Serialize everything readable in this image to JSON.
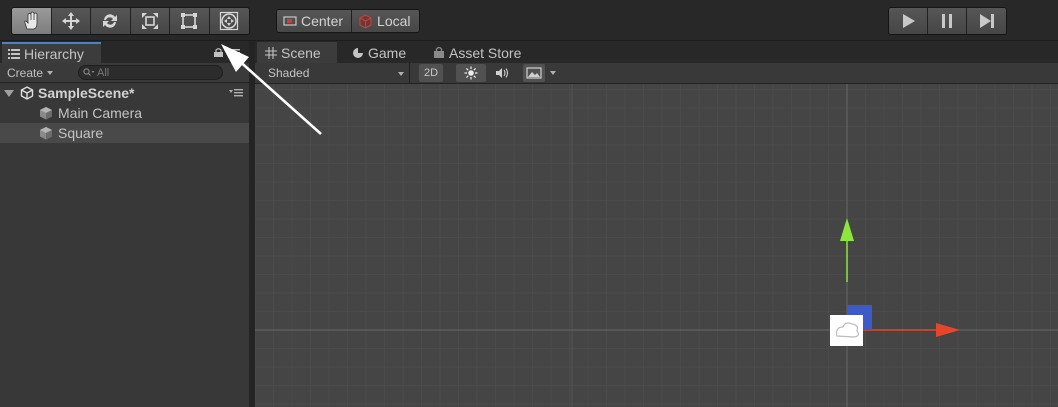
{
  "toolbar": {
    "tools": [
      "hand-tool",
      "move-tool",
      "rotate-tool",
      "scale-tool",
      "rect-tool",
      "transform-tool"
    ],
    "active_tool": "hand-tool",
    "pivot_label": "Center",
    "space_label": "Local",
    "play_controls": [
      "play",
      "pause",
      "step"
    ]
  },
  "hierarchy": {
    "tab_label": "Hierarchy",
    "create_label": "Create",
    "search_placeholder": "All",
    "scene_name": "SampleScene*",
    "items": [
      {
        "label": "Main Camera",
        "selected": false
      },
      {
        "label": "Square",
        "selected": true
      }
    ]
  },
  "scene_view": {
    "tabs": [
      {
        "label": "Scene",
        "active": true
      },
      {
        "label": "Game",
        "active": false
      },
      {
        "label": "Asset Store",
        "active": false
      }
    ],
    "shading_mode": "Shaded",
    "mode_2d_label": "2D"
  },
  "colors": {
    "gizmo_y": "#8ce63c",
    "gizmo_x": "#e8462a",
    "gizmo_z": "#3c5ac8",
    "selection_tab": "#4e80c4"
  }
}
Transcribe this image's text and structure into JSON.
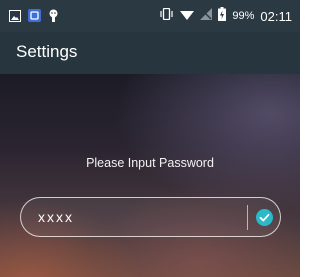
{
  "status_bar": {
    "left_icons": [
      "image-icon",
      "app-store-icon",
      "android-debug-icon"
    ],
    "right_icons": [
      "vibrate-icon",
      "wifi-icon",
      "no-sim-icon",
      "battery-icon"
    ],
    "battery_percent": "99%",
    "time": "02:11"
  },
  "app_bar": {
    "title": "Settings"
  },
  "password_dialog": {
    "prompt": "Please Input Password",
    "value": "xxxx",
    "confirm_icon": "check-icon",
    "accent_color": "#2bb9c9"
  }
}
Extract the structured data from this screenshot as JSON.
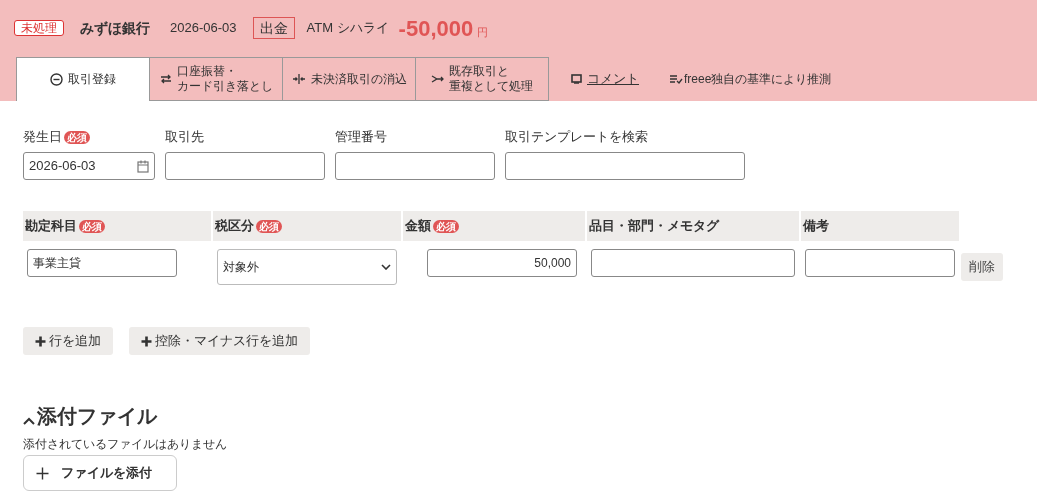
{
  "header": {
    "status_badge": "未処理",
    "bank": "みずほ銀行",
    "date": "2026-06-03",
    "direction": "出金",
    "description": "ATM シハライ",
    "amount": "-50,000",
    "currency": "円"
  },
  "tabs": [
    {
      "kind": "register",
      "label": "取引登録",
      "selected": true
    },
    {
      "kind": "transfer",
      "lines": [
        "口座振替・",
        "カード引き落とし"
      ],
      "selected": false
    },
    {
      "kind": "clear",
      "label": "未決済取引の消込",
      "selected": false
    },
    {
      "kind": "merge",
      "lines": [
        "既存取引と",
        "重複として処理"
      ],
      "selected": false
    }
  ],
  "links": [
    {
      "kind": "comment",
      "label": "コメント"
    },
    {
      "kind": "guess",
      "label": "freee独自の基準により推測"
    }
  ],
  "fields": [
    {
      "label": "発生日",
      "required_badge": "必須",
      "value": "2026-06-03",
      "kind": "date"
    },
    {
      "label": "取引先",
      "kind": "text"
    },
    {
      "label": "管理番号",
      "kind": "text"
    },
    {
      "label": "取引テンプレートを検索",
      "kind": "wide"
    }
  ],
  "table": {
    "columns": [
      {
        "label": "勘定科目",
        "required_badge": "必須"
      },
      {
        "label": "税区分",
        "required_badge": "必須"
      },
      {
        "label": "金額",
        "required_badge": "必須"
      },
      {
        "label": "品目・部門・メモタグ"
      },
      {
        "label": "備考"
      }
    ],
    "rows": [
      {
        "account": "事業主貸",
        "tax": "対象外",
        "amount": "50,000",
        "delete": "削除"
      }
    ]
  },
  "add_buttons": [
    "行を追加",
    "控除・マイナス行を追加"
  ],
  "attachments": {
    "title": "添付ファイル",
    "expanded": true,
    "empty_text": "添付されているファイルはありません",
    "button": "ファイルを添付"
  }
}
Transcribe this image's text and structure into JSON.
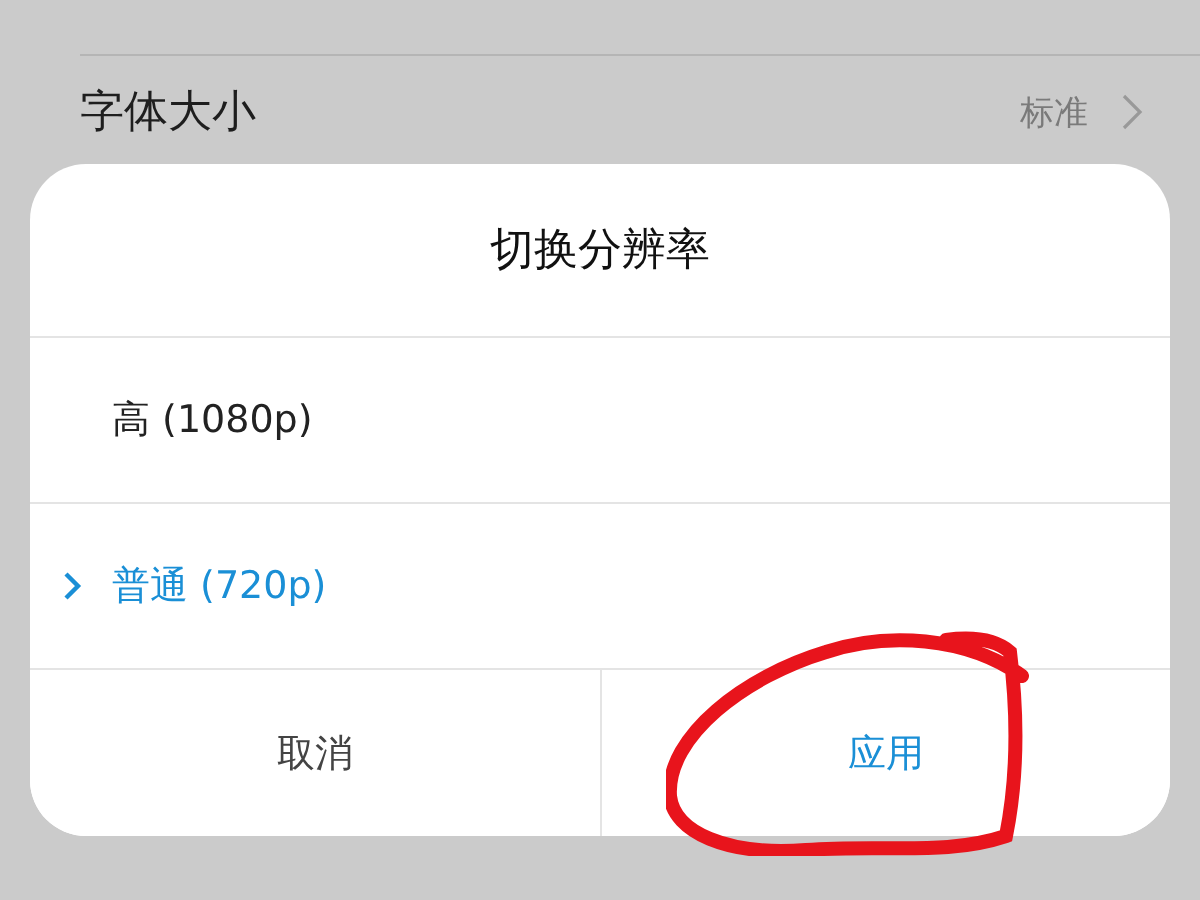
{
  "setting_row": {
    "label": "字体大小",
    "value": "标准"
  },
  "dialog": {
    "title": "切换分辨率",
    "options": [
      {
        "label": "高 (1080p)",
        "selected": false
      },
      {
        "label": "普通 (720p)",
        "selected": true
      }
    ],
    "buttons": [
      {
        "label": "取消",
        "kind": "cancel"
      },
      {
        "label": "应用",
        "kind": "confirm"
      }
    ]
  }
}
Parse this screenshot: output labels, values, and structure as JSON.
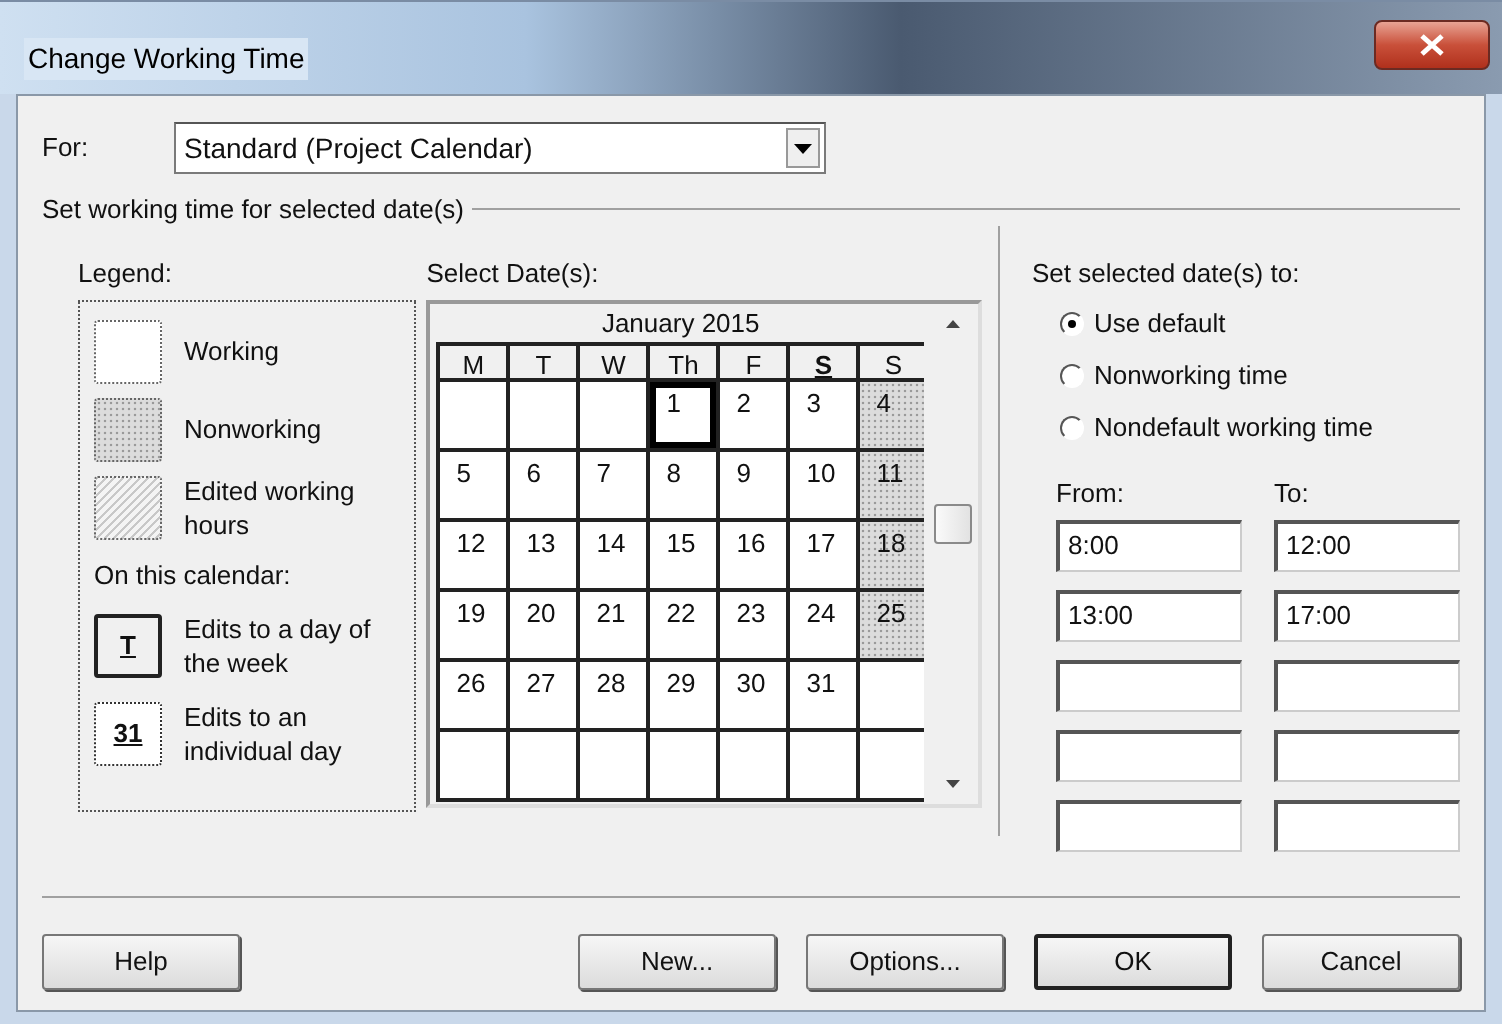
{
  "window": {
    "title": "Change Working Time"
  },
  "for_field": {
    "label": "For:",
    "value": "Standard (Project Calendar)"
  },
  "section_title": "Set working time for selected date(s)",
  "legend": {
    "title": "Legend:",
    "items": [
      {
        "kind": "working",
        "label": "Working"
      },
      {
        "kind": "nonworking",
        "label": "Nonworking"
      },
      {
        "kind": "edited",
        "label": "Edited working hours"
      }
    ],
    "subtitle": "On this calendar:",
    "calendar_items": [
      {
        "kind": "weekday",
        "symbol": "T",
        "label": "Edits to a day of the week"
      },
      {
        "kind": "day",
        "symbol": "31",
        "label": "Edits to an individual day"
      }
    ]
  },
  "calendar": {
    "label": "Select Date(s):",
    "month": "January 2015",
    "headers": [
      {
        "label": "M",
        "marked": false
      },
      {
        "label": "T",
        "marked": false
      },
      {
        "label": "W",
        "marked": false
      },
      {
        "label": "Th",
        "marked": false
      },
      {
        "label": "F",
        "marked": false
      },
      {
        "label": "S",
        "marked": true
      },
      {
        "label": "S",
        "marked": false
      }
    ],
    "weeks": [
      [
        {
          "kind": "blank",
          "selected": false
        },
        {
          "kind": "blank",
          "selected": false
        },
        {
          "kind": "blank",
          "selected": false
        },
        {
          "kind": "working",
          "day": "1",
          "selected": true
        },
        {
          "kind": "working",
          "day": "2",
          "selected": false
        },
        {
          "kind": "working",
          "day": "3",
          "selected": false
        },
        {
          "kind": "nonworking",
          "day": "4",
          "selected": false
        }
      ],
      [
        {
          "kind": "working",
          "day": "5",
          "selected": false
        },
        {
          "kind": "working",
          "day": "6",
          "selected": false
        },
        {
          "kind": "working",
          "day": "7",
          "selected": false
        },
        {
          "kind": "working",
          "day": "8",
          "selected": false
        },
        {
          "kind": "working",
          "day": "9",
          "selected": false
        },
        {
          "kind": "working",
          "day": "10",
          "selected": false
        },
        {
          "kind": "nonworking",
          "day": "11",
          "selected": false
        }
      ],
      [
        {
          "kind": "working",
          "day": "12",
          "selected": false
        },
        {
          "kind": "working",
          "day": "13",
          "selected": false
        },
        {
          "kind": "working",
          "day": "14",
          "selected": false
        },
        {
          "kind": "working",
          "day": "15",
          "selected": false
        },
        {
          "kind": "working",
          "day": "16",
          "selected": false
        },
        {
          "kind": "working",
          "day": "17",
          "selected": false
        },
        {
          "kind": "nonworking",
          "day": "18",
          "selected": false
        }
      ],
      [
        {
          "kind": "working",
          "day": "19",
          "selected": false
        },
        {
          "kind": "working",
          "day": "20",
          "selected": false
        },
        {
          "kind": "working",
          "day": "21",
          "selected": false
        },
        {
          "kind": "working",
          "day": "22",
          "selected": false
        },
        {
          "kind": "working",
          "day": "23",
          "selected": false
        },
        {
          "kind": "working",
          "day": "24",
          "selected": false
        },
        {
          "kind": "nonworking",
          "day": "25",
          "selected": false
        }
      ],
      [
        {
          "kind": "working",
          "day": "26",
          "selected": false
        },
        {
          "kind": "working",
          "day": "27",
          "selected": false
        },
        {
          "kind": "working",
          "day": "28",
          "selected": false
        },
        {
          "kind": "working",
          "day": "29",
          "selected": false
        },
        {
          "kind": "working",
          "day": "30",
          "selected": false
        },
        {
          "kind": "working",
          "day": "31",
          "selected": false
        },
        {
          "kind": "blank",
          "selected": false
        }
      ],
      [
        {
          "kind": "blank",
          "selected": false
        },
        {
          "kind": "blank",
          "selected": false
        },
        {
          "kind": "blank",
          "selected": false
        },
        {
          "kind": "blank",
          "selected": false
        },
        {
          "kind": "blank",
          "selected": false
        },
        {
          "kind": "blank",
          "selected": false
        },
        {
          "kind": "blank",
          "selected": false
        }
      ]
    ]
  },
  "set_to": {
    "title": "Set selected date(s) to:",
    "options": [
      {
        "label": "Use default",
        "selected": true
      },
      {
        "label": "Nonworking time",
        "selected": false
      },
      {
        "label": "Nondefault working time",
        "selected": false
      }
    ],
    "from_label": "From:",
    "to_label": "To:",
    "times": [
      {
        "from": "8:00",
        "to": "12:00"
      },
      {
        "from": "13:00",
        "to": "17:00"
      }
    ]
  },
  "buttons": [
    {
      "label": "Help",
      "default": false
    },
    {
      "label": "New...",
      "default": false
    },
    {
      "label": "Options...",
      "default": false
    },
    {
      "label": "OK",
      "default": true
    },
    {
      "label": "Cancel",
      "default": false
    }
  ]
}
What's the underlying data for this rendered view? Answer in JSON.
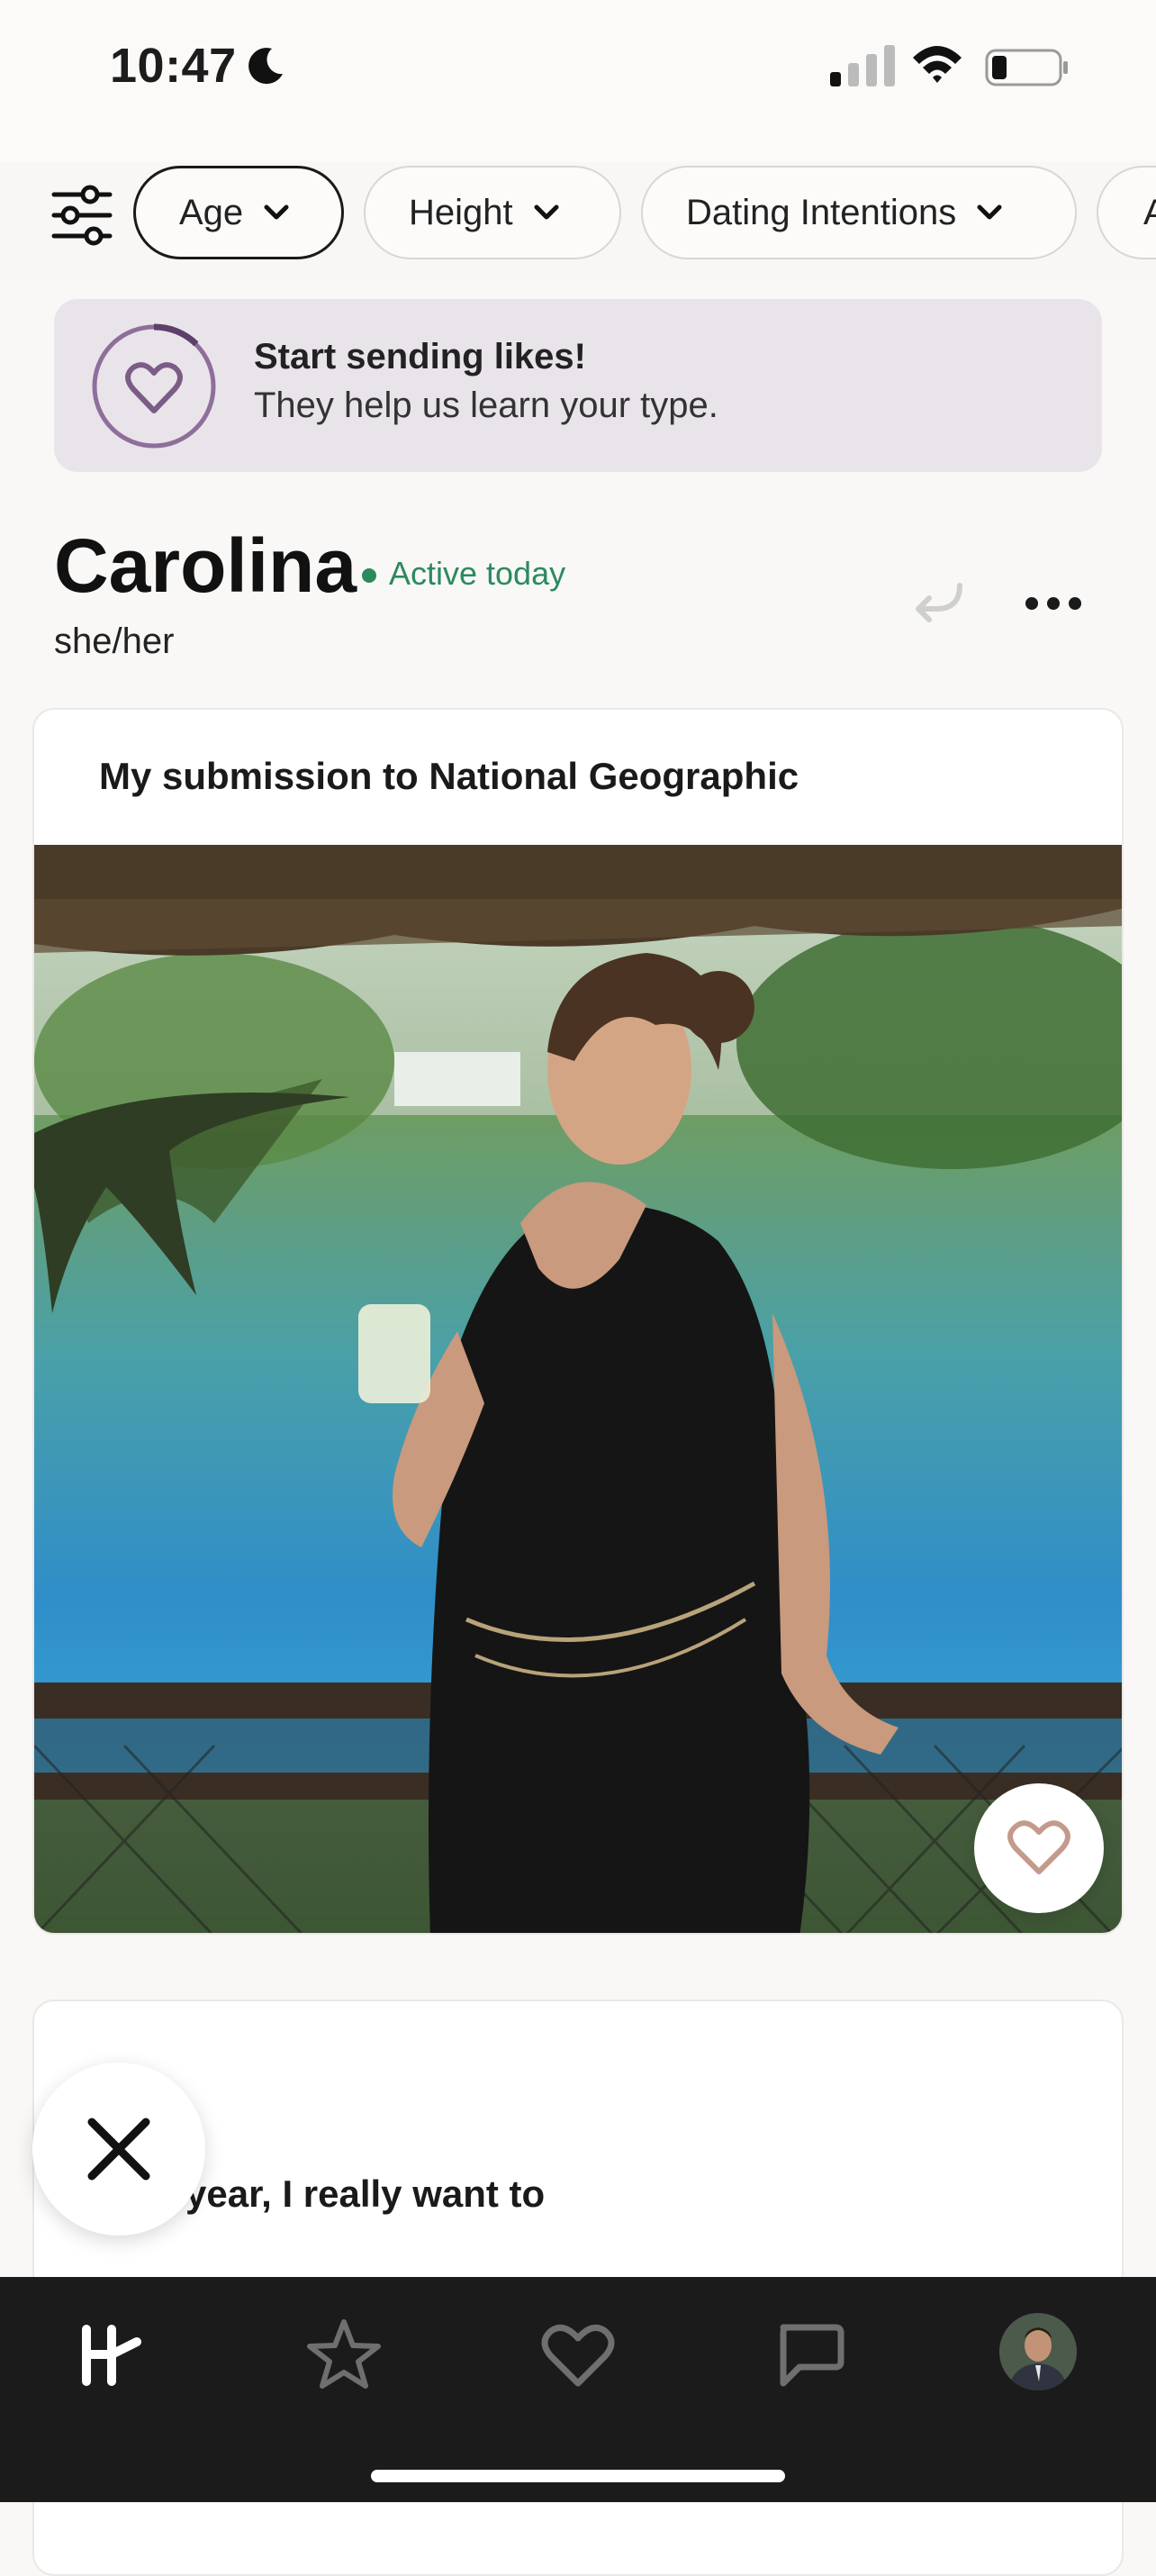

────────────────

* _Exercise details_: Collect, from the material above, every line containing the word "true".

* _Final result_:
        "selected": true
        "active": true
      "selected": true
    "expanded": true,
        "selected": true
        "marked": true
          "selected": true
        "selected": true
      "default": true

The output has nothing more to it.